Task brief:
Copy every entry word for word, but skip the pictures.

Records shown:

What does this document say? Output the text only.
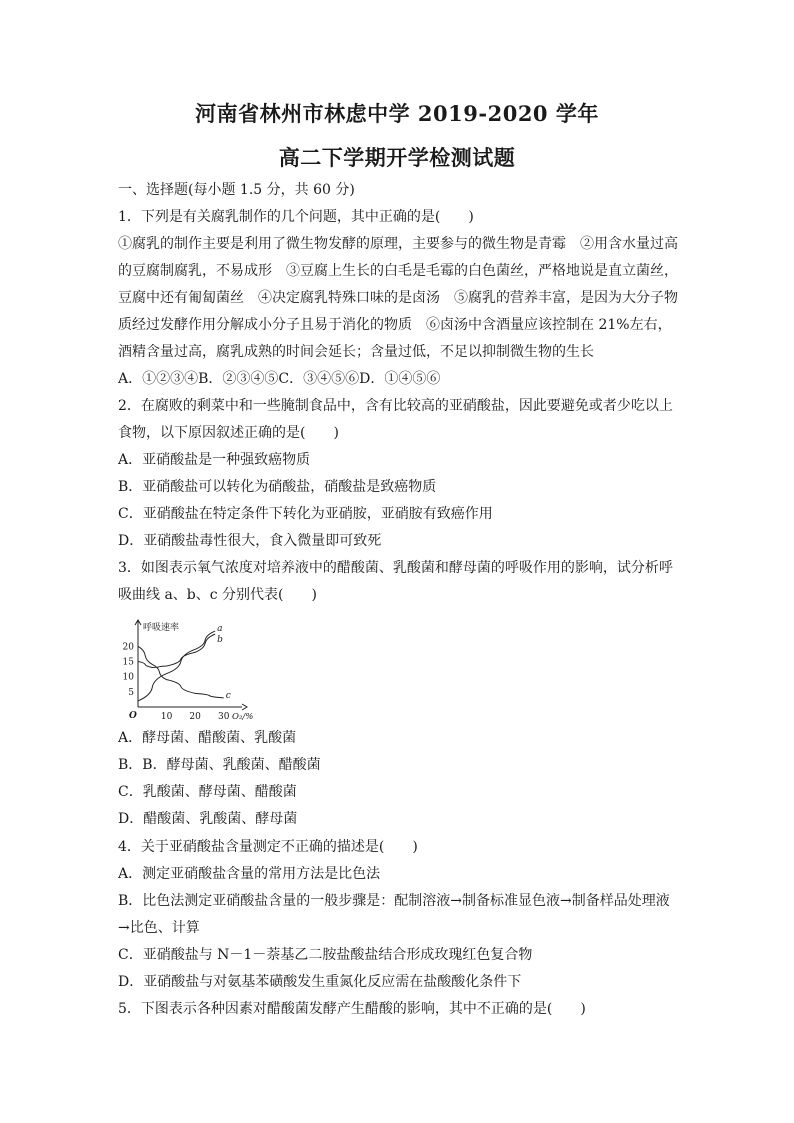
河南省林州市林虑中学 2019-2020 学年
高二下学期开学检测试题
一、选择题(每小题 1.5 分，共 60 分)
1．下列是有关腐乳制作的几个问题，其中正确的是(　　)
①腐乳的制作主要是利用了微生物发酵的原理，主要参与的微生物是青霉　②用含水量过高
的豆腐制腐乳，不易成形　③豆腐上生长的白毛是毛霉的白色菌丝，严格地说是直立菌丝，
豆腐中还有匍匐菌丝　④决定腐乳特殊口味的是卤汤　⑤腐乳的营养丰富，是因为大分子物
质经过发酵作用分解成小分子且易于消化的物质　⑥卤汤中含酒量应该控制在 21%左右，
酒精含量过高，腐乳成熟的时间会延长；含量过低，不足以抑制微生物的生长
A．①②③④B．②③④⑤C．③④⑤⑥D．①④⑤⑥
2．在腐败的剩菜中和一些腌制食品中，含有比较高的亚硝酸盐，因此要避免或者少吃以上
食物，以下原因叙述正确的是(　　)
A．亚硝酸盐是一种强致癌物质
B．亚硝酸盐可以转化为硝酸盐，硝酸盐是致癌物质
C．亚硝酸盐在特定条件下转化为亚硝胺，亚硝胺有致癌作用
D．亚硝酸盐毒性很大，食入微量即可致死
3．如图表示氧气浓度对培养液中的醋酸菌、乳酸菌和酵母菌的呼吸作用的影响，试分析呼
吸曲线 a、b、c 分别代表(　　)
呼吸速率
O₂/%
O	10 20 30
20
15
10
5
a
b
c
A．酵母菌、醋酸菌、乳酸菌
B．B．酵母菌、乳酸菌、醋酸菌
C．乳酸菌、酵母菌、醋酸菌
D．醋酸菌、乳酸菌、酵母菌
4．关于亚硝酸盐含量测定不正确的描述是(　　)
A．测定亚硝酸盐含量的常用方法是比色法
B．比色法测定亚硝酸盐含量的一般步骤是：配制溶液→制备标准显色液→制备样品处理液
→比色、计算
C．亚硝酸盐与 N－1－萘基乙二胺盐酸盐结合形成玫瑰红色复合物
D．亚硝酸盐与对氨基苯磺酸发生重氮化反应需在盐酸酸化条件下
5．下图表示各种因素对醋酸菌发酵产生醋酸的影响，其中不正确的是(　　)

Exercise answer:
What does this document say? Output the text only.
河南省林州市林虑中学 2019-2020 学年
高二下学期开学检测试题
一、选择题(每小题 1.5 分，共 60 分)
1．下列是有关腐乳制作的几个问题，其中正确的是(　　)
①腐乳的制作主要是利用了微生物发酵的原理，主要参与的微生物是青霉　②用含水量过高
的豆腐制腐乳，不易成形　③豆腐上生长的白毛是毛霉的白色菌丝，严格地说是直立菌丝，
豆腐中还有匍匐菌丝　④决定腐乳特殊口味的是卤汤　⑤腐乳的营养丰富，是因为大分子物
质经过发酵作用分解成小分子且易于消化的物质　⑥卤汤中含酒量应该控制在 21%左右，
酒精含量过高，腐乳成熟的时间会延长；含量过低，不足以抑制微生物的生长
A．①②③④B．②③④⑤C．③④⑤⑥D．①④⑤⑥
2．在腐败的剩菜中和一些腌制食品中，含有比较高的亚硝酸盐，因此要避免或者少吃以上
食物，以下原因叙述正确的是(　　)
A．亚硝酸盐是一种强致癌物质
B．亚硝酸盐可以转化为硝酸盐，硝酸盐是致癌物质
C．亚硝酸盐在特定条件下转化为亚硝胺，亚硝胺有致癌作用
D．亚硝酸盐毒性很大，食入微量即可致死
3．如图表示氧气浓度对培养液中的醋酸菌、乳酸菌和酵母菌的呼吸作用的影响，试分析呼
吸曲线 a、b、c 分别代表(　　)
呼吸速率
O₂/%
O	10 20 30
20
15
10
5
a
b
c
A．酵母菌、醋酸菌、乳酸菌
B．B．酵母菌、乳酸菌、醋酸菌
C．乳酸菌、酵母菌、醋酸菌
D．醋酸菌、乳酸菌、酵母菌
4．关于亚硝酸盐含量测定不正确的描述是(　　)
A．测定亚硝酸盐含量的常用方法是比色法
B．比色法测定亚硝酸盐含量的一般步骤是：配制溶液→制备标准显色液→制备样品处理液
→比色、计算
C．亚硝酸盐与 N－1－萘基乙二胺盐酸盐结合形成玫瑰红色复合物
D．亚硝酸盐与对氨基苯磺酸发生重氮化反应需在盐酸酸化条件下
5．下图表示各种因素对醋酸菌发酵产生醋酸的影响，其中不正确的是(　　)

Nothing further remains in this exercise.